(Requirement):
Select from the records below every line that has the word "this" in it.

===== Dataset entries =====

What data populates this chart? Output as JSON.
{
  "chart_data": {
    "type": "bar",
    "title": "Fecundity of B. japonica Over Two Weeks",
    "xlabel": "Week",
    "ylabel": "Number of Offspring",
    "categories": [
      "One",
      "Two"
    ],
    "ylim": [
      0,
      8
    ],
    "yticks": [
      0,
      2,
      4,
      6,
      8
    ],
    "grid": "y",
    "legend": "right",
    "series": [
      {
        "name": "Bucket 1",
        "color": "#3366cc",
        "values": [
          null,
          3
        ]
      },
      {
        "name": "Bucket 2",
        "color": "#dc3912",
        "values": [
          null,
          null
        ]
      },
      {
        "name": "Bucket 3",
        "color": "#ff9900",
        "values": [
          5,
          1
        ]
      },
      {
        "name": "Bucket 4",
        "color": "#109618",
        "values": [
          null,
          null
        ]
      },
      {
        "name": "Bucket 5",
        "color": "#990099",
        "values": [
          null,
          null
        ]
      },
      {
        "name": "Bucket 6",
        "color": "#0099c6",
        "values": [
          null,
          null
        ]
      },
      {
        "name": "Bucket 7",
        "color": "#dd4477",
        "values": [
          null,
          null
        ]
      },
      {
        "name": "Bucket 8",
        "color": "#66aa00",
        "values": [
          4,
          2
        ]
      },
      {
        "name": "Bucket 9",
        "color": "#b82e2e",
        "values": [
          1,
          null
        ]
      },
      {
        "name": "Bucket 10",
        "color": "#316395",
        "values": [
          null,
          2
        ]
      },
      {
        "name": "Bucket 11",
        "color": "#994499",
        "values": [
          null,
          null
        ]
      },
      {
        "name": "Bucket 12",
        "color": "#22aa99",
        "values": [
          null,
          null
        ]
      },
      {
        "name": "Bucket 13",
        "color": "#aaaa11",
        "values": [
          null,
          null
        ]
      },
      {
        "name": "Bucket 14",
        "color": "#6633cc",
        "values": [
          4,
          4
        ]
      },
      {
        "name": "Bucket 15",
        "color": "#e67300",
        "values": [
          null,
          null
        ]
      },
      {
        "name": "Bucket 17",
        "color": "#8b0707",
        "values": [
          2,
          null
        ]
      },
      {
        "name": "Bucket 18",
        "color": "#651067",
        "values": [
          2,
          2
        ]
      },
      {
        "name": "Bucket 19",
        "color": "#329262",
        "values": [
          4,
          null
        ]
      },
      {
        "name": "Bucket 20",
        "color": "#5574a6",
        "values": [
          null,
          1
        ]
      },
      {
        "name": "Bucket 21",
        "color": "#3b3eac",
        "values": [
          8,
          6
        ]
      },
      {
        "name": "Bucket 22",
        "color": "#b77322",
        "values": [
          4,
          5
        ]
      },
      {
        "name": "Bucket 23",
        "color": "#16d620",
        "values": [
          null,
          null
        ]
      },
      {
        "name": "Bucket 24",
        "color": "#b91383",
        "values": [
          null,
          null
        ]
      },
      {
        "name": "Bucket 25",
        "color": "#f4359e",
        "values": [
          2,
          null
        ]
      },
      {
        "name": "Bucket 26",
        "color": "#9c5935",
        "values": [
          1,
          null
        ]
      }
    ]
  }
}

=====
===== Dataset entries =====

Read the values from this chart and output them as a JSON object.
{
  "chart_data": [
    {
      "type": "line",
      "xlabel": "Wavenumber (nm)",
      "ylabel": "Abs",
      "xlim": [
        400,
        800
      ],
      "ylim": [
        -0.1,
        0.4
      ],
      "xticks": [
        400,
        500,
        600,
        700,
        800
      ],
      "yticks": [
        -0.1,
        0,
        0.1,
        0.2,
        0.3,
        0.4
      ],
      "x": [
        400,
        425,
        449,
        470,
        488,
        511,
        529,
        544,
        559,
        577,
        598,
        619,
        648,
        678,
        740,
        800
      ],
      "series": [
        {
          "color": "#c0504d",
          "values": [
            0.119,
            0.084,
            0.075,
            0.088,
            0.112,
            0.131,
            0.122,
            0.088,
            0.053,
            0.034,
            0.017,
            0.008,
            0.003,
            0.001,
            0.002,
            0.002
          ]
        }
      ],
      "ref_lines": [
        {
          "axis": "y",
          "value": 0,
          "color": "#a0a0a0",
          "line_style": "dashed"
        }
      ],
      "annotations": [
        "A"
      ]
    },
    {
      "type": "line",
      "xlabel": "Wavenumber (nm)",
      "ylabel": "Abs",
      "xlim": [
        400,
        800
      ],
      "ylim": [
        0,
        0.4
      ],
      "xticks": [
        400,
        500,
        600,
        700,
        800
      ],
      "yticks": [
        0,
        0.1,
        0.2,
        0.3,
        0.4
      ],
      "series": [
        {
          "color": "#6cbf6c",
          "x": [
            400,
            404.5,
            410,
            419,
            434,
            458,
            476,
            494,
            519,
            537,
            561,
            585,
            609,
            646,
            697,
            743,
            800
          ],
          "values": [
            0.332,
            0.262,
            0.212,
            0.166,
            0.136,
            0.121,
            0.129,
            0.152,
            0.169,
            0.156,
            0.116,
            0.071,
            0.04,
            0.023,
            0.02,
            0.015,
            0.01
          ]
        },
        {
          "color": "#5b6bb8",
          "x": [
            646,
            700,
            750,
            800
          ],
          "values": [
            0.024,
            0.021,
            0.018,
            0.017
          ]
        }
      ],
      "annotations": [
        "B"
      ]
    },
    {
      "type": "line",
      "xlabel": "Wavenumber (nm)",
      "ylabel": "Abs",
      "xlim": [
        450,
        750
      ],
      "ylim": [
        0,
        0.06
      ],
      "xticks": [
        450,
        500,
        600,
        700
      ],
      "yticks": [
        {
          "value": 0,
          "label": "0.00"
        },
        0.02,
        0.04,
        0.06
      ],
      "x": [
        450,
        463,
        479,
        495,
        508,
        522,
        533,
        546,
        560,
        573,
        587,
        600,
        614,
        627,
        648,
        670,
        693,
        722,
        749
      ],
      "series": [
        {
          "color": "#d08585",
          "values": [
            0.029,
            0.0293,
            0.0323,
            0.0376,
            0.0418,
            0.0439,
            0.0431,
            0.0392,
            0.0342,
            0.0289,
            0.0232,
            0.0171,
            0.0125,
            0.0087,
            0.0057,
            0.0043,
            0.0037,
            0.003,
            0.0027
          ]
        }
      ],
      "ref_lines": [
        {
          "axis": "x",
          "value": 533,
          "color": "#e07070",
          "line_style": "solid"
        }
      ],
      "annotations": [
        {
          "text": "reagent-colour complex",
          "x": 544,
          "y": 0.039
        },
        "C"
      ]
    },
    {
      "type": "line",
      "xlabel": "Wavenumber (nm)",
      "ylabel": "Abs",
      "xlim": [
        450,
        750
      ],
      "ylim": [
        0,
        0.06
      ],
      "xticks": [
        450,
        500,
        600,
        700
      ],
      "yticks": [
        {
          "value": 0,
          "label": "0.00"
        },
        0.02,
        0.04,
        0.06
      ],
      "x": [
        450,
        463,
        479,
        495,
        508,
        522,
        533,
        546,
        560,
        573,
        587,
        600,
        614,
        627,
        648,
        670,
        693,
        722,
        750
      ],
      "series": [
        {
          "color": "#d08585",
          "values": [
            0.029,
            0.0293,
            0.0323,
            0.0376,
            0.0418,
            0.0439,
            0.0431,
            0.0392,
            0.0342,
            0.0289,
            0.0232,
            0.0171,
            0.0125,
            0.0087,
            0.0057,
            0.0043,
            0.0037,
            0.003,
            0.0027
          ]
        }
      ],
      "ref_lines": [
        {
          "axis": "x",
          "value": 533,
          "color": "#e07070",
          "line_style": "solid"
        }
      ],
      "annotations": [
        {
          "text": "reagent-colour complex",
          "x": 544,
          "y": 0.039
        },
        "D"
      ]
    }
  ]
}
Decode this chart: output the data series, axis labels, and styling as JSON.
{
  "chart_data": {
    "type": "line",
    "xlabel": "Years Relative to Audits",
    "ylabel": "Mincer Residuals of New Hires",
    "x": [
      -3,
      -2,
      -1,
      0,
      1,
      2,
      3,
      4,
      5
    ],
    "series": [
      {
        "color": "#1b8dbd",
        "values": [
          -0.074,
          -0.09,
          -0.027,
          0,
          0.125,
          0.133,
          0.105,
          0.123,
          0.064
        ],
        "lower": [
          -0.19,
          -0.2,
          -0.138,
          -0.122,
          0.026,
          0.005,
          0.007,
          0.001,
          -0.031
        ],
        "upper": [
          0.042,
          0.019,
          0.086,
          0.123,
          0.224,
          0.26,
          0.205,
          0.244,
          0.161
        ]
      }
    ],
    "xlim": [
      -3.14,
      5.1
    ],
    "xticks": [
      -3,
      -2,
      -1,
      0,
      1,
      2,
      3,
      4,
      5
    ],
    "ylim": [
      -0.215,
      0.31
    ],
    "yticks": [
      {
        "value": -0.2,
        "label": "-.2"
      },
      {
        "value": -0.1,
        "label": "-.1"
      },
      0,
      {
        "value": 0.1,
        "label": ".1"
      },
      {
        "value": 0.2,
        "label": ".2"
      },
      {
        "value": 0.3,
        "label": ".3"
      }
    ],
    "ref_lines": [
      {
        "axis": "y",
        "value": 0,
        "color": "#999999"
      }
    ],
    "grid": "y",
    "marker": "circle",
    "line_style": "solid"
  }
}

=====

(Worked solution):
What data populates this chart? Output as JSON.
Read the values from this chart and output them as a JSON object.
Decode this chart: output the data series, axis labels, and styling as JSON.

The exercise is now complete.